#### [GIVEN EXERCISE]
Copy each line that holds "JSON".

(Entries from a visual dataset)

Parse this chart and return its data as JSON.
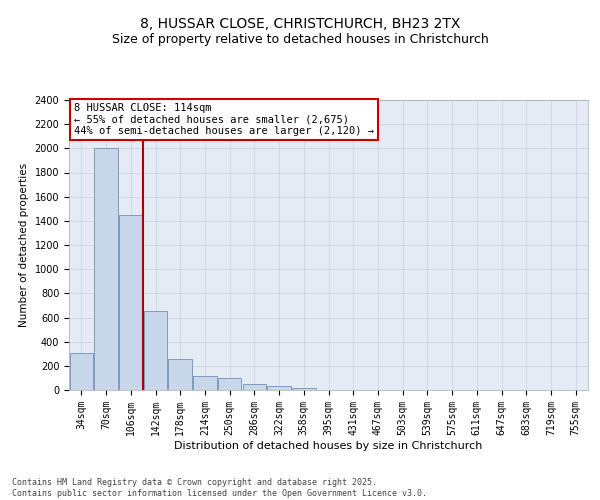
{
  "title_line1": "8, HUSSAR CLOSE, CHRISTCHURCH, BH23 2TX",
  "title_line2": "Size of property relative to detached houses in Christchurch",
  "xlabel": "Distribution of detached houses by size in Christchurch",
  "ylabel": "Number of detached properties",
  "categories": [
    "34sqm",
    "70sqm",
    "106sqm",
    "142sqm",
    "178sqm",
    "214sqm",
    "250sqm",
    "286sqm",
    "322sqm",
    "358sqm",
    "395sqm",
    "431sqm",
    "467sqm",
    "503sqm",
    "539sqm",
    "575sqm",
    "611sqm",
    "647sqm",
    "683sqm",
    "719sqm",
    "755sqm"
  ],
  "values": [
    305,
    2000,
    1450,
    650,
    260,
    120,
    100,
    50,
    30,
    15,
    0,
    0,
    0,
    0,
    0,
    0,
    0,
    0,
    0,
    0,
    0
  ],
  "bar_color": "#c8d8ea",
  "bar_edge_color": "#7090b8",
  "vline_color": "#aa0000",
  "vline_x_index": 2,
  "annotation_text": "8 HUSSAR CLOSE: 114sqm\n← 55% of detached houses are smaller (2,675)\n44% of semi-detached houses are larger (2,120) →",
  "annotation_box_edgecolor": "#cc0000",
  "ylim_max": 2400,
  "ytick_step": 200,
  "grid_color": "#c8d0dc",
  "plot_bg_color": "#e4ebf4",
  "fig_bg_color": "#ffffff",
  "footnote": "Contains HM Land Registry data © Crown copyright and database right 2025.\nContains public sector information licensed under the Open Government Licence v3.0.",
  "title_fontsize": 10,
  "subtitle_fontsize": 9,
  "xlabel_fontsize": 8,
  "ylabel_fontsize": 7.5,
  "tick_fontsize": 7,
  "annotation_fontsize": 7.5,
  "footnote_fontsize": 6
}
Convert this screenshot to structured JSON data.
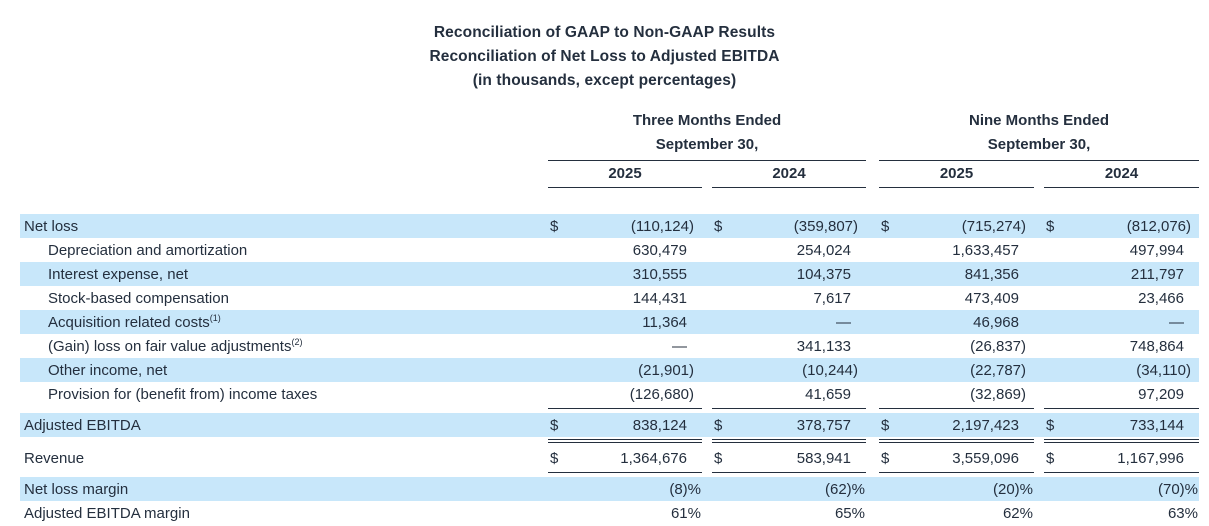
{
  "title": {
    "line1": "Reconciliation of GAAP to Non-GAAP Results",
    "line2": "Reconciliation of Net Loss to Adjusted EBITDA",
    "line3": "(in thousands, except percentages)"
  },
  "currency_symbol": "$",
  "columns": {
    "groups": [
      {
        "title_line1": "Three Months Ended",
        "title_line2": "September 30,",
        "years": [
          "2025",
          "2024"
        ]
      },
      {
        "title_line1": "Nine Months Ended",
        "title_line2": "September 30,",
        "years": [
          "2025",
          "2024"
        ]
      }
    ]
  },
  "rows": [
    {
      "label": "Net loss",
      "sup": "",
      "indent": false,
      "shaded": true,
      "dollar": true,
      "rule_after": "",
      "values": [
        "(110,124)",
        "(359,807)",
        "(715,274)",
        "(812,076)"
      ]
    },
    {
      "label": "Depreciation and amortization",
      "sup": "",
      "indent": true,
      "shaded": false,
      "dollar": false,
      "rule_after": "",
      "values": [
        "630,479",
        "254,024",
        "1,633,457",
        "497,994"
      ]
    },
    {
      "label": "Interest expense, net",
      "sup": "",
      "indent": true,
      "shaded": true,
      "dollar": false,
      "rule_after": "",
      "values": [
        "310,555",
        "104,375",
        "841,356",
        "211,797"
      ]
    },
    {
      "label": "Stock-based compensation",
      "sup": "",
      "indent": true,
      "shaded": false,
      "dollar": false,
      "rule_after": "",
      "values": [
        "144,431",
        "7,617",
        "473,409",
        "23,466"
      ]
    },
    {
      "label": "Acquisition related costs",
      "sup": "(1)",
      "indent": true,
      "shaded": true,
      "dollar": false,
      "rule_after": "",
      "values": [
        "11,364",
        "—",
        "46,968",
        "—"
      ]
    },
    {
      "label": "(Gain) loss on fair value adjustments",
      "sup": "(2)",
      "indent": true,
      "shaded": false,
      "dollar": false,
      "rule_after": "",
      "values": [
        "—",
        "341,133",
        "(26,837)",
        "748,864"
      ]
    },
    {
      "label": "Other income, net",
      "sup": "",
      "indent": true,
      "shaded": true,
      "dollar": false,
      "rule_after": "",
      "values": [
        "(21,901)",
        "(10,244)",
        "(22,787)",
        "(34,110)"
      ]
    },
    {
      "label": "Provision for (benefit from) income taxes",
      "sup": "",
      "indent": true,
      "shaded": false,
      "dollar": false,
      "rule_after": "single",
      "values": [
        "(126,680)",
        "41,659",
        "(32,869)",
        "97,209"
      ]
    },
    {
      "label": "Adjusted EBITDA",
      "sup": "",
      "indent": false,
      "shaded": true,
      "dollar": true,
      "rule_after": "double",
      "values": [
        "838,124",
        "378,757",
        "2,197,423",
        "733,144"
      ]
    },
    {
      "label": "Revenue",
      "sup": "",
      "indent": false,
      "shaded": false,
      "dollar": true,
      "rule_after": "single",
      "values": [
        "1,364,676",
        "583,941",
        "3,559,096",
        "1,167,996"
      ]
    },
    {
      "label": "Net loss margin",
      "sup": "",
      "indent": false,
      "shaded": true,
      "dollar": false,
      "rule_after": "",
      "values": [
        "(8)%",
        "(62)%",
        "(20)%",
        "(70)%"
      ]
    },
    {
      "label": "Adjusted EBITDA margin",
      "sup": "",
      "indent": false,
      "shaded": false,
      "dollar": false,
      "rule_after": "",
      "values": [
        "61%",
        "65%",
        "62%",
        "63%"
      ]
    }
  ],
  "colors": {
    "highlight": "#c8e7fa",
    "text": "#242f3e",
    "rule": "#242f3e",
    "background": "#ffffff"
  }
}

==

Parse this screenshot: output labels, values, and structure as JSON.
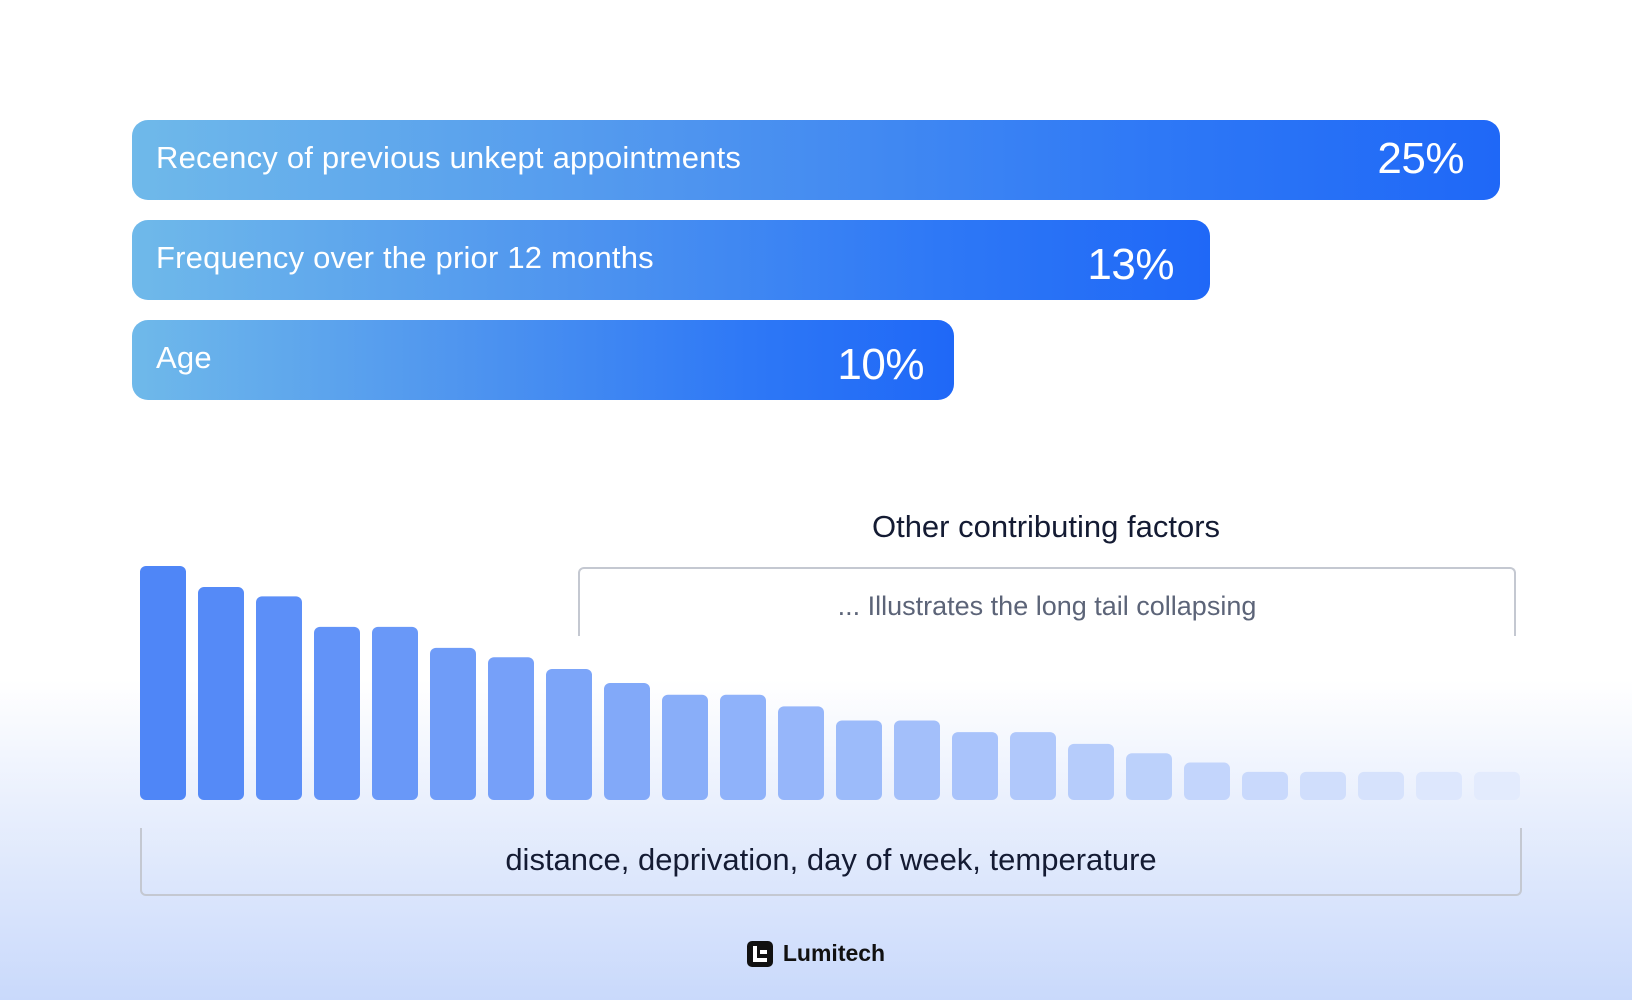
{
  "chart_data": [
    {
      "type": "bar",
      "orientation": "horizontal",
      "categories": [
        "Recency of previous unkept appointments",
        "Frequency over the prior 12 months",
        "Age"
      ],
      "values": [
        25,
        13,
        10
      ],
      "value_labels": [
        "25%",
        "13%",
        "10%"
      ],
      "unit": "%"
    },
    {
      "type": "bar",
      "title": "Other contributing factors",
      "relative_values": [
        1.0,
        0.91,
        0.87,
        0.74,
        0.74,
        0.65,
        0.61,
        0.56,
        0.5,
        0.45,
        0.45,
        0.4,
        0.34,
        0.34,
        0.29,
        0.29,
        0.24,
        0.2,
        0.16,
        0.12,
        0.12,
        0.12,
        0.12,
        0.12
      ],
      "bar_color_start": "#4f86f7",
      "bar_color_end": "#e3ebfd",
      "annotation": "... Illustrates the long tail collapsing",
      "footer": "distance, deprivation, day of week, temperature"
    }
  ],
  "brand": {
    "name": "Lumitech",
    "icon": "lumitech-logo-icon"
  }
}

#### [RESULT OF THE TASK]
Parse this chart and return its data as JSON.
Convert this screenshot to structured JSON data.
Parse this screenshot: output labels, values, and structure as JSON.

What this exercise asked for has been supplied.